*** Opening of READING PASSAGE ***
Just be mindful that if it rains or you get sweaty, everyday clothes aren’t designed to be as breathable or quick-drying as cycling-specific kit.
Fit, fabrics and aerodynamics
It’s well established that tight, close-fitting kit is more aerodynamically efficient than loose, baggy clothing. It’s been proven in the wind tunnel, but it’s also easy enough to test yourself – just go out in a baggy top, the increased air resistance is obvious.
What’s less well known is that both the type of fabric and the placement of seams can also have an effect on the aerodynamic efficiency of cycling jerseys.
These jerseys are often more complex and expensive to design and manufacture than standard jerseys though, so you’ll likely need to cough up some extra cash to get your hands on them.
The Souplesse Aero Women’s Jersey by Rapha is a great example. It performs excellently, but the price is accordingly high.
They arguably represent a good-value performance upgrade though, because aero jerseys can have a relatively large effect on how aerodynamic you are but cost much less than aero road bikes or aero wheels.
If you want to find out more about the benefits of aero jerseys, check out our article that asks how much faster are aero jerseys?
On the other hand, if you’re not fussed about optimising your aerodynamic efficiency, a light looser jersey might be more comfortable and offer a little more breathability in hot weather.
Just be wary when sizing up that if a jersey is too big for you, the rear pockets might sag a bit when full of stuff.
Other than the fact that it doesn’t look amazing, it’s not a huge problem, but it will likely make the pockets a bit harder to reach while riding.
How much money do I need to spend on a cycling jersey?
*** Close of READING PASSAGE ***
*** Opening of LISTED RECORDS ***
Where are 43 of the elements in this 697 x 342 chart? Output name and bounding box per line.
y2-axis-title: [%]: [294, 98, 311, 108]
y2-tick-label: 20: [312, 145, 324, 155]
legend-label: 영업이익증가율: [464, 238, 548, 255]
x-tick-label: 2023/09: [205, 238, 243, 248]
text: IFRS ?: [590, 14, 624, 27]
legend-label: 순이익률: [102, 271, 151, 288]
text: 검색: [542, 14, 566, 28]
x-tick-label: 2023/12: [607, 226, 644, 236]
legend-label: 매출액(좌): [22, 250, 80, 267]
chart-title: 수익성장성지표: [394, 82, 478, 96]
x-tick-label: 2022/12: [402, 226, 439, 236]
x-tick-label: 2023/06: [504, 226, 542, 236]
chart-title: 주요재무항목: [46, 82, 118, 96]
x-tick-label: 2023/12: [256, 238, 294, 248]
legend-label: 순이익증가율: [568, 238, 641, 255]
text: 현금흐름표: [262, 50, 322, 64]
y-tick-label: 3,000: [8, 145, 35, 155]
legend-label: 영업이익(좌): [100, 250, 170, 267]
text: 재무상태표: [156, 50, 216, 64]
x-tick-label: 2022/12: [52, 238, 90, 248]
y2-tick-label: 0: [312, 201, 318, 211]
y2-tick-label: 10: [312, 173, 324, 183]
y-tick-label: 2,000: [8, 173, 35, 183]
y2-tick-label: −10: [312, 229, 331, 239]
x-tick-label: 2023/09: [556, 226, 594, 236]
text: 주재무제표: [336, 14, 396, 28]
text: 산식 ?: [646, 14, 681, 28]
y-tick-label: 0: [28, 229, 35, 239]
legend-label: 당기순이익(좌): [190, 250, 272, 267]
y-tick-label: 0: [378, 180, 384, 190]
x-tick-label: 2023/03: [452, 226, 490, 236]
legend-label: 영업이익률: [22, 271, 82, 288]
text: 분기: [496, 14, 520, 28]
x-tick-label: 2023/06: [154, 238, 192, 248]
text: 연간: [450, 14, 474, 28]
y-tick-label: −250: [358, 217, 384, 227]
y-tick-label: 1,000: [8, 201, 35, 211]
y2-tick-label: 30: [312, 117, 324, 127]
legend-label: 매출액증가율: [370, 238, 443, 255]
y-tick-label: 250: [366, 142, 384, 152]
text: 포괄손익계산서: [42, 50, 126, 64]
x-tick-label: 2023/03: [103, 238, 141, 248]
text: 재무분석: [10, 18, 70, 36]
*** Close of LISTED RECORDS ***
• _COMPLETE THE FOLLOWING_
1: List the features of cycling clothing that the passage on cycling jerseys says can affect aerodynamic efficiency.
2: Proceed with the passage on cycling jerseys from where it stops.

• _REPLIES_
1:
- A tight, close fit
- The type of fabric
- The placement of seams

2:
It depends on your goals. Lower-priced jerseys tend to be perfectly functional but are most often targeted at non-racers, so if you’re looking for a very tight fit you may need to size down.
Higher-priced jerseys have usually been subject to more in-depth research and development, possibly using wind tunnel or real-world testing to refine the fit and aerodynamics. You may also get more advanced fabrics with features such as protection from UV rays.
Styling also tends to improve as the price increases because premium brands invest more in design, but this is obviously subjective so we’ll leave it up to you to make the ultimate call on that.
Replica kits and funky cycling jerseys, hot or not?
Unlike other sports, cycling has a curiously muted relationship with amateurs wearing replica pro team kits.
The traditional idea was that you’re supposed to have earned the right to wear a professional team kit, by literally becoming a professional. The reality probably has more to do with the fact that many cycling teams aren’t location-based, and don’t tend to stick around for long enough to generate a loyal following of fans who might wish to buy such kit.
It’s also perhaps fair to say that professional cycling jerseys, often covered in gaudy brand logos as they are, aren’t always the most stylish option for many.
For some though, pro team kit can be a way to show off their appreciation for the more obscure side of our wonderful sport.
It might come as no surprise then that at BikeRadar we do love retro cycling jerseys.
Once these designs have aged enough to be retro, they’re also a surefire way to prove your knowledge of cycling history.
The wearing of world champions’ or race leaders’ jerseys, such as the famous Yellow, Green and Polka Dot jerseys of the Tour de France is similarly contentious. Like with pro team kit, it’s often argued these jerseys should be reserved for racers who have ‘earned’ the right to wear them.
If you’ve been inspired by a hero who’s worn these jerseys, and wearing one makes you feel a little bit special, then don’t let anyone hold you back.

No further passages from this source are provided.